--- Source text ---
▬▬▬▬▬▬▬▬▬▬

How to Use OpenTelemetry for Observability in Java
A getting-started guide for those looking to improve reliability and performance of Java applications using developers' go-to framework for collecting and managing telemetry data.
If observability is part of the foundation on which the SRE house is built, then telemetry data—metrics, logs and traces—is the concrete that foundation is made of.
A go-to option for harnessing this data in complex, highly distributed cloud native environments is OpenTelemetry. The CNCF open source observability framework is a robust collection of APIs, libraries, agents and instrumentation for capturing and managing heterogeneous telemetry data.
This guide provides an overview of OpenTelemetry’s basic concepts and components and walks through configuring, implementing and using the framework in Java.
More on observability and OpenTelemetry:
- What’s a Collector and Why Would I Want One?

▬▬▬▬▬▬▬▬▬▬

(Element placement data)
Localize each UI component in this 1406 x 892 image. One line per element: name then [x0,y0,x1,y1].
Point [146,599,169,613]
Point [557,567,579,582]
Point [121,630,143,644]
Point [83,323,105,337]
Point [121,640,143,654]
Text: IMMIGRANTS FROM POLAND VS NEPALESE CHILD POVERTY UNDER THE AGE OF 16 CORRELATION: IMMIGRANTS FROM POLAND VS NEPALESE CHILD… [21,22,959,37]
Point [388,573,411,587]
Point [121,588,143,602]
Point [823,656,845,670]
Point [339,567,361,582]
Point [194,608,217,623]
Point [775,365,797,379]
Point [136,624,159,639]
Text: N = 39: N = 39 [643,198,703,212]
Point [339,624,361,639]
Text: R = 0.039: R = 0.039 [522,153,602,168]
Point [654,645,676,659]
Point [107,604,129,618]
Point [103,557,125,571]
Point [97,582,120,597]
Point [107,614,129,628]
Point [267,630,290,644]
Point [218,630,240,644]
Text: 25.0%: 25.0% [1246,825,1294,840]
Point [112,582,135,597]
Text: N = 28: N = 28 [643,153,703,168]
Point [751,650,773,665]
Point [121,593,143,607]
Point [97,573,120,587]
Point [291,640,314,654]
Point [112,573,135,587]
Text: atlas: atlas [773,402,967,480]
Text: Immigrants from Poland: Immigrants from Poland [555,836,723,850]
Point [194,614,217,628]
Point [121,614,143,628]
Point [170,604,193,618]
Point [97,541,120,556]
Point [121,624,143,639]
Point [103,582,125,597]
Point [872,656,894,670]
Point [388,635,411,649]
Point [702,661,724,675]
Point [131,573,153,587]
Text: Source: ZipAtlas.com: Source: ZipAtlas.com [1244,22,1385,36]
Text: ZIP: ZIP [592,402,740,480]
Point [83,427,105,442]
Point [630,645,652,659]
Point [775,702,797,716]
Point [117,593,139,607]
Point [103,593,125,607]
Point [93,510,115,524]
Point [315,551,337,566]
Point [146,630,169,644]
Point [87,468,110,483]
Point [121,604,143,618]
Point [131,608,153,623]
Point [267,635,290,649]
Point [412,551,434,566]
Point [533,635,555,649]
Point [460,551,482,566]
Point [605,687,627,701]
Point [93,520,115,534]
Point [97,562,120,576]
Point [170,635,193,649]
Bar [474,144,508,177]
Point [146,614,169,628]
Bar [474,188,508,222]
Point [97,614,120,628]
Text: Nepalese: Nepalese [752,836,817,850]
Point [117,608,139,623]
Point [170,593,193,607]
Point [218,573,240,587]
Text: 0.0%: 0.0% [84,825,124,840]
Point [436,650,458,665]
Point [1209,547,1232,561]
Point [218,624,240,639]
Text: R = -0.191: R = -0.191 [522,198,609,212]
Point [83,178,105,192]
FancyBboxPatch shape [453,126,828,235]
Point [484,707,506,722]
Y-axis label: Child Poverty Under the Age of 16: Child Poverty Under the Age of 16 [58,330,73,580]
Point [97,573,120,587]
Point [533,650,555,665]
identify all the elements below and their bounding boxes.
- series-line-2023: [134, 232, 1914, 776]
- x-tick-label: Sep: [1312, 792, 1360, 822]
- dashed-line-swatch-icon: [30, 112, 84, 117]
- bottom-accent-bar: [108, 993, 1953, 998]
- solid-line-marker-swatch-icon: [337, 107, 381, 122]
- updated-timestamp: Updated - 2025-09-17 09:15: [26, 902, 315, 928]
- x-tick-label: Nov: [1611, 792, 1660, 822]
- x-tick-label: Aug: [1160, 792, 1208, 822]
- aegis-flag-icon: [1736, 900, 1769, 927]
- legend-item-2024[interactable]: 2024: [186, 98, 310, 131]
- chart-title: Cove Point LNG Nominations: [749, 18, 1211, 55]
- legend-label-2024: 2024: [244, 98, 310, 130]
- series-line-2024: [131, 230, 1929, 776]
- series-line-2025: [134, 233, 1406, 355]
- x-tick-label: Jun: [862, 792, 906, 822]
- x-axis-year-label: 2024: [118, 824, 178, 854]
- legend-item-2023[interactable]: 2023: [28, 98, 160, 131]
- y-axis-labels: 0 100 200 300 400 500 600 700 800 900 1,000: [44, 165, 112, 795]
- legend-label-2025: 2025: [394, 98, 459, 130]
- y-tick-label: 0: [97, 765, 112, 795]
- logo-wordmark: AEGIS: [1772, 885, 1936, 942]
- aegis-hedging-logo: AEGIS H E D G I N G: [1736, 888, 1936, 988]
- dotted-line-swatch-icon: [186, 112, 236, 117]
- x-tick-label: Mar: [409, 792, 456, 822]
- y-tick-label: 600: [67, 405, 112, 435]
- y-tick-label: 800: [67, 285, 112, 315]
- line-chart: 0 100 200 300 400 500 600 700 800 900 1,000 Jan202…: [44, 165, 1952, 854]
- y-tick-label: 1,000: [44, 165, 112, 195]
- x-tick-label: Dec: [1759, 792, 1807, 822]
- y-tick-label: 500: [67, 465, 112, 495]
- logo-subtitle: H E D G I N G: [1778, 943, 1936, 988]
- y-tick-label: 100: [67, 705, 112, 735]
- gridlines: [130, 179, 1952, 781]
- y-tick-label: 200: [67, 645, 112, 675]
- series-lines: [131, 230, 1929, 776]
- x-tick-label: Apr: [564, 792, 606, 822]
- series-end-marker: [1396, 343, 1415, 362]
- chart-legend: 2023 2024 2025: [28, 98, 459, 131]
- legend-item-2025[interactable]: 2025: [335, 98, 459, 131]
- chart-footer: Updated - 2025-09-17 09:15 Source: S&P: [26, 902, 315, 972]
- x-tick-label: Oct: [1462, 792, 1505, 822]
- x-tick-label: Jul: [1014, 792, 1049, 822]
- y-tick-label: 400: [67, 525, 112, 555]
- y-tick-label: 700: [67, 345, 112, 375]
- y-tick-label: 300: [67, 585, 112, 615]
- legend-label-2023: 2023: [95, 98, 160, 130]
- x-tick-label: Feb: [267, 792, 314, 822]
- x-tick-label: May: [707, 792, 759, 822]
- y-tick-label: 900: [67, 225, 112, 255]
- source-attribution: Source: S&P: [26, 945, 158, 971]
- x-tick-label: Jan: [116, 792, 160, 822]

▬▬▬▬▬▬▬▬▬▬

--- Problems and tasks ---
1. Count the lines in the records that contain the string "chart". Give only the number.
2. Pick up the guide on OpenTelemetry in Java after its last line and continue writing it.
The text and the records are unrelated to each other.

--- Outputs ---
1. 4

2.
- Harnessing OpenTelemetry in Golang to Improve Observability
- How to Improve Observability Using OpenTelemetry in Python
- Getting the Most Out of OpenTelemetry Collector
How OpenTelemetry Works
OTel addresses all three essential types of telemetry data: traces, metrics and logs.
Traces
Traces let you track the progression of your system's tasks and operations. Each operation performed along the route of a trace is known as a span (similar to method invocations or HTTP requests). An entire trace (made up of spans) can be compared to an exception's stack trace.
Metrics
Metrics are aggregated statistics of your system's profiled data, such as system resource usage, service call rates or system warning and error rates.
Logs
Like in other software, OpenTelemetry logs contain data produced by processes, services and other components. They may not always include error or warning details, but they can include more benign (but useful) information, for example, the time a service was started.
OpenTelemetry’s primary focus is handling and transmitting data. The framework has language-specific components as well as non language-specific ones.
OpenTelemetry Language-Specific Components
OpenTelemetry provides the following language-specific libraries, APIs and SDKs:
- Instrumentation is the process of preparing a system for observability that involves enabling its core coding components to emit trace, metric and log signals. OpenTelemetry offers both automatic and manual instrumentation methods.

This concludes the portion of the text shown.